-- START Source records --
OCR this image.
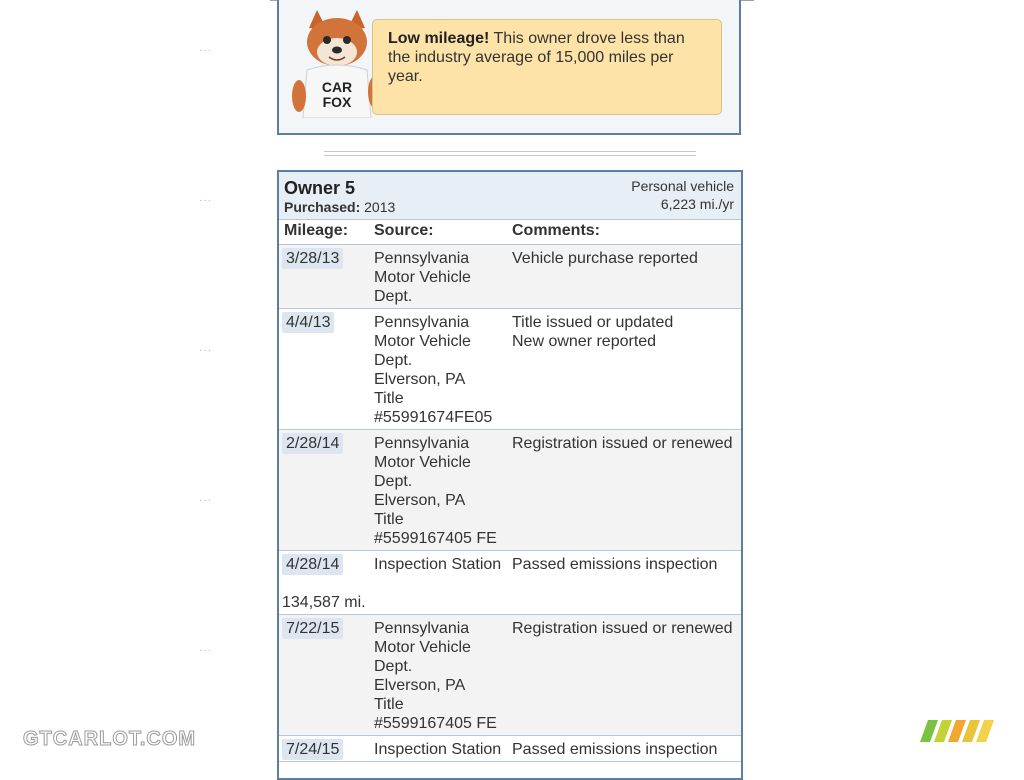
···
···
···
···
···
CAR
FOX
Low mileage! This owner drove less than the industry average of 15,000 miles per year.
Owner 5
Purchased: 2013
Personal vehicle
6,223 mi./yr
Mileage: Source:	Comments:
3/28/13 Pennsylvania
Motor Vehicle
Dept.
Vehicle purchase reported
4/4/13	Pennsylvania
Motor Vehicle
Dept.
Elverson, PA
Title
#55991674FE05
Title issued or updated
New owner reported
2/28/14 Pennsylvania
Motor Vehicle
Dept.
Elverson, PA
Title
#5599167405 FE
Registration issued or renewed
4/28/14 Inspection Station Passed emissions inspection
134,587 mi.
7/22/15 Pennsylvania
Motor Vehicle
Dept.
Elverson, PA
Title
#5599167405 FE
Registration issued or renewed
7/24/15 Inspection Station Passed emissions inspection
GTCARLOT.COM
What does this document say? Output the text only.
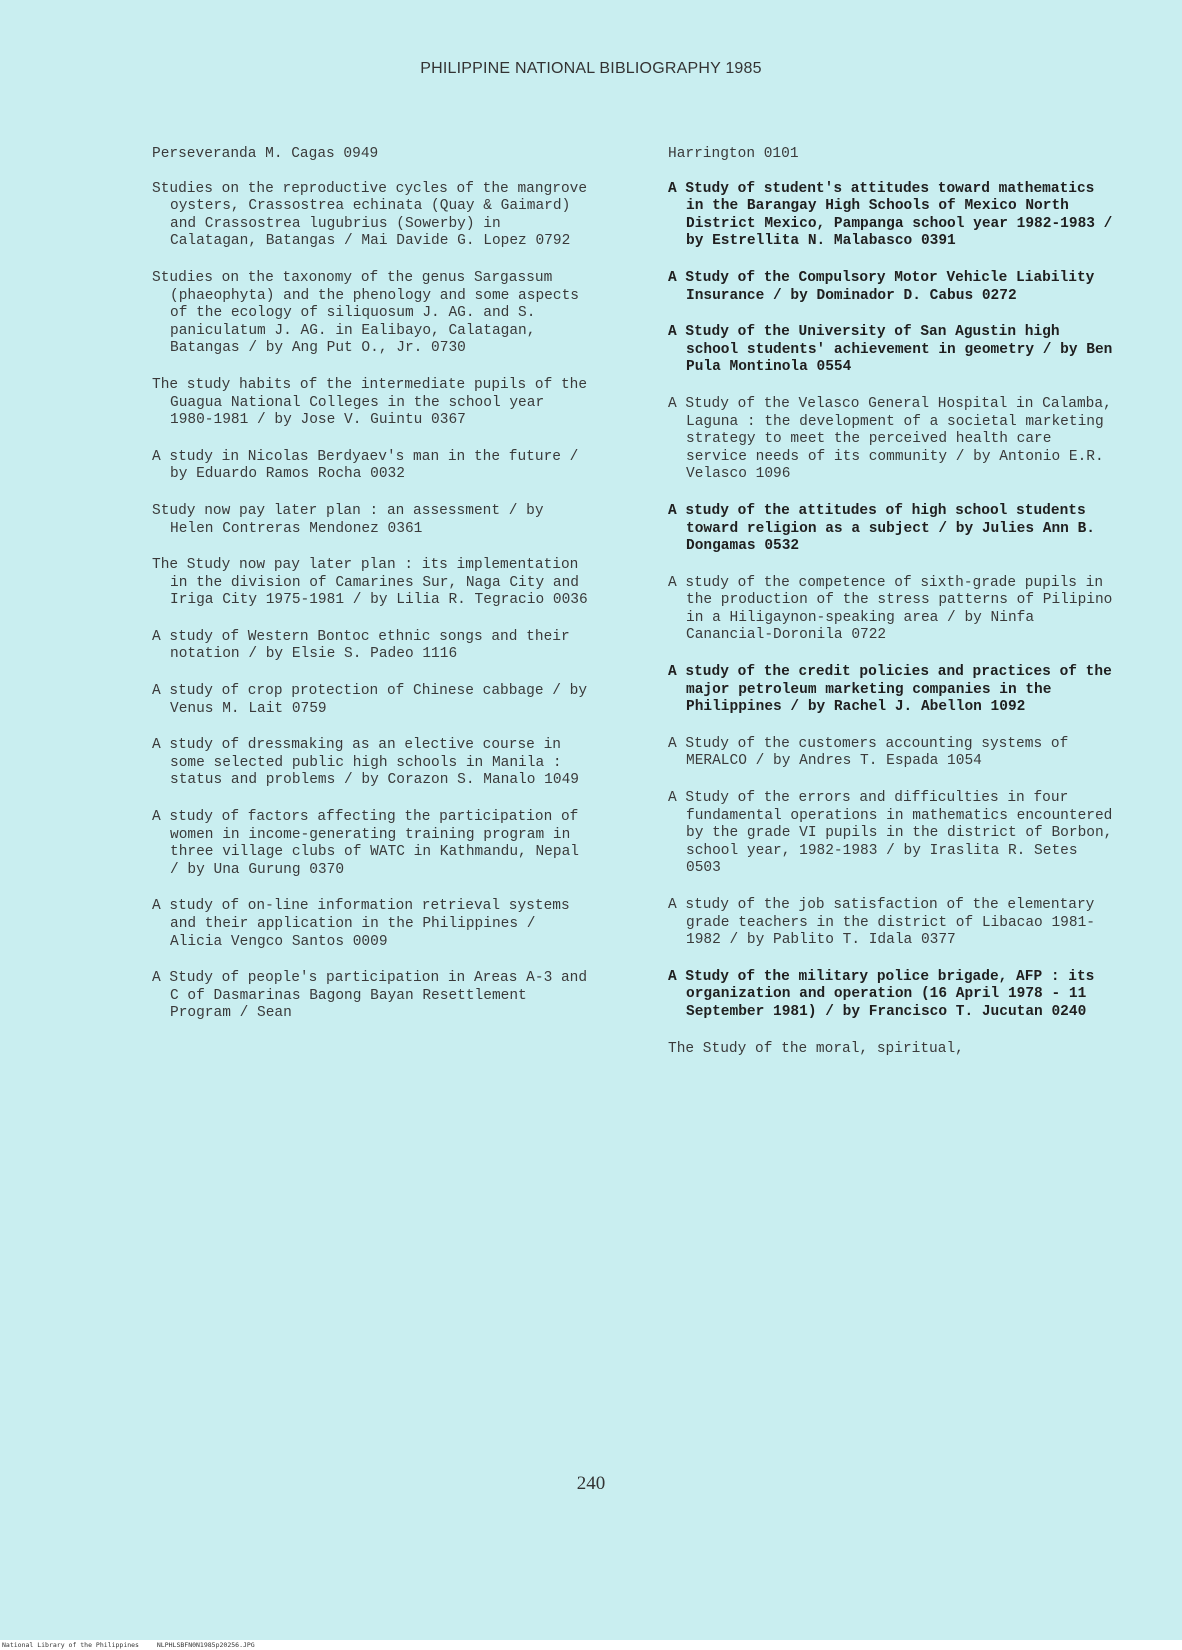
PHILIPPINE NATIONAL BIBLIOGRAPHY 1985

Perseveranda M. Cagas 0949

Studies on the reproductive cycles of the mangrove oysters, Crassostrea echinata (Quay & Gaimard) and Crassostrea lugubrius (Sowerby) in Calatagan, Batangas / Mai Davide G. Lopez 0792

Studies on the taxonomy of the genus Sargassum (phaeophyta) and the phenology and some aspects of the ecology of siliquosum J. AG. and S. paniculatum J. AG. in Ealibayo, Calatagan, Batangas / by Ang Put O., Jr. 0730

The study habits of the intermediate pupils of the Guagua National Colleges in the school year 1980-1981 / by Jose V. Guintu 0367

A study in Nicolas Berdyaev's man in the future / by Eduardo Ramos Rocha 0032

Study now pay later plan : an assessment / by Helen Contreras Mendonez 0361

The Study now pay later plan : its implementation in the division of Camarines Sur, Naga City and Iriga City 1975-1981 / by Lilia R. Tegracio 0036

A study of Western Bontoc ethnic songs and their notation / by Elsie S. Padeo 1116

A study of crop protection of Chinese cabbage / by Venus M. Lait 0759

A study of dressmaking as an elective course in some selected public high schools in Manila : status and problems / by Corazon S. Manalo 1049

A study of factors affecting the participation of women in income-generating training program in three village clubs of WATC in Kathmandu, Nepal / by Una Gurung 0370

A study of on-line information retrieval systems and their application in the Philippines / Alicia Vengco Santos 0009

A Study of people's participation in Areas A-3 and C of Dasmarinas Bagong Bayan Resettlement Program / Sean

Harrington 0101

A Study of student's attitudes toward mathematics in the Barangay High Schools of Mexico North District Mexico, Pampanga school year 1982-1983 / by Estrellita N. Malabasco 0391

A Study of the Compulsory Motor Vehicle Liability Insurance / by Dominador D. Cabus 0272

A Study of the University of San Agustin high school students' achievement in geometry / by Ben Pula Montinola 0554

A Study of the Velasco General Hospital in Calamba, Laguna : the development of a societal marketing strategy to meet the perceived health care service needs of its community / by Antonio E.R. Velasco 1096

A study of the attitudes of high school students toward religion as a subject / by Julies Ann B. Dongamas 0532

A study of the competence of sixth-grade pupils in the production of the stress patterns of Pilipino in a Hiligaynon-speaking area / by Ninfa Canancial-Doronila 0722

A study of the credit policies and practices of the major petroleum marketing companies in the Philippines / by Rachel J. Abellon 1092

A Study of the customers accounting systems of MERALCO / by Andres T. Espada 1054

A Study of the errors and difficulties in four fundamental operations in mathematics encountered by the grade VI pupils in the district of Borbon, school year, 1982-1983 / by Iraslita R. Setes 0503

A study of the job satisfaction of the elementary grade teachers in the district of Libacao 1981-1982 / by Pablito T. Idala 0377

A Study of the military police brigade, AFP : its organization and operation (16 April 1978 - 11 September 1981) / by Francisco T. Jucutan 0240

The Study of the moral, spiritual,

240
National Library of the Philippines	NLPHLSBFN0N1985p20256.JPG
-- END Source records --
## Short exercise
Restate the whole listing above exactly, except for its images.

## Expected answer
OCR this image.
···
···
···
···
···
CAR
FOX
Low mileage! This owner drove less than the industry average of 15,000 miles per year.
Owner 5
Purchased: 2013
Personal vehicle
6,223 mi./yr
Mileage: Source:	Comments:
3/28/13 Pennsylvania
Motor Vehicle
Dept.
Vehicle purchase reported
4/4/13	Pennsylvania
Motor Vehicle
Dept.
Elverson, PA
Title
#55991674FE05
Title issued or updated
New owner reported
2/28/14 Pennsylvania
Motor Vehicle
Dept.
Elverson, PA
Title
#5599167405 FE
Registration issued or renewed
4/28/14 Inspection Station Passed emissions inspection
134,587 mi.
7/22/15 Pennsylvania
Motor Vehicle
Dept.
Elverson, PA
Title
#5599167405 FE
Registration issued or renewed
7/24/15 Inspection Station Passed emissions inspection
GTCARLOT.COM
What does this document say? Output the text only.
PHILIPPINE NATIONAL BIBLIOGRAPHY 1985

Perseveranda M. Cagas 0949

Studies on the reproductive cycles of the mangrove oysters, Crassostrea echinata (Quay & Gaimard) and Crassostrea lugubrius (Sowerby) in Calatagan, Batangas / Mai Davide G. Lopez 0792

Studies on the taxonomy of the genus Sargassum (phaeophyta) and the phenology and some aspects of the ecology of siliquosum J. AG. and S. paniculatum J. AG. in Ealibayo, Calatagan, Batangas / by Ang Put O., Jr. 0730

The study habits of the intermediate pupils of the Guagua National Colleges in the school year 1980-1981 / by Jose V. Guintu 0367

A study in Nicolas Berdyaev's man in the future / by Eduardo Ramos Rocha 0032

Study now pay later plan : an assessment / by Helen Contreras Mendonez 0361

The Study now pay later plan : its implementation in the division of Camarines Sur, Naga City and Iriga City 1975-1981 / by Lilia R. Tegracio 0036

A study of Western Bontoc ethnic songs and their notation / by Elsie S. Padeo 1116

A study of crop protection of Chinese cabbage / by Venus M. Lait 0759

A study of dressmaking as an elective course in some selected public high schools in Manila : status and problems / by Corazon S. Manalo 1049

A study of factors affecting the participation of women in income-generating training program in three village clubs of WATC in Kathmandu, Nepal / by Una Gurung 0370

A study of on-line information retrieval systems and their application in the Philippines / Alicia Vengco Santos 0009

A Study of people's participation in Areas A-3 and C of Dasmarinas Bagong Bayan Resettlement Program / Sean

Harrington 0101

A Study of student's attitudes toward mathematics in the Barangay High Schools of Mexico North District Mexico, Pampanga school year 1982-1983 / by Estrellita N. Malabasco 0391

A Study of the Compulsory Motor Vehicle Liability Insurance / by Dominador D. Cabus 0272

A Study of the University of San Agustin high school students' achievement in geometry / by Ben Pula Montinola 0554

A Study of the Velasco General Hospital in Calamba, Laguna : the development of a societal marketing strategy to meet the perceived health care service needs of its community / by Antonio E.R. Velasco 1096

A study of the attitudes of high school students toward religion as a subject / by Julies Ann B. Dongamas 0532

A study of the competence of sixth-grade pupils in the production of the stress patterns of Pilipino in a Hiligaynon-speaking area / by Ninfa Canancial-Doronila 0722

A study of the credit policies and practices of the major petroleum marketing companies in the Philippines / by Rachel J. Abellon 1092

A Study of the customers accounting systems of MERALCO / by Andres T. Espada 1054

A Study of the errors and difficulties in four fundamental operations in mathematics encountered by the grade VI pupils in the district of Borbon, school year, 1982-1983 / by Iraslita R. Setes 0503

A study of the job satisfaction of the elementary grade teachers in the district of Libacao 1981-1982 / by Pablito T. Idala 0377

A Study of the military police brigade, AFP : its organization and operation (16 April 1978 - 11 September 1981) / by Francisco T. Jucutan 0240

The Study of the moral, spiritual,

240
National Library of the Philippines	NLPHLSBFN0N1985p20256.JPG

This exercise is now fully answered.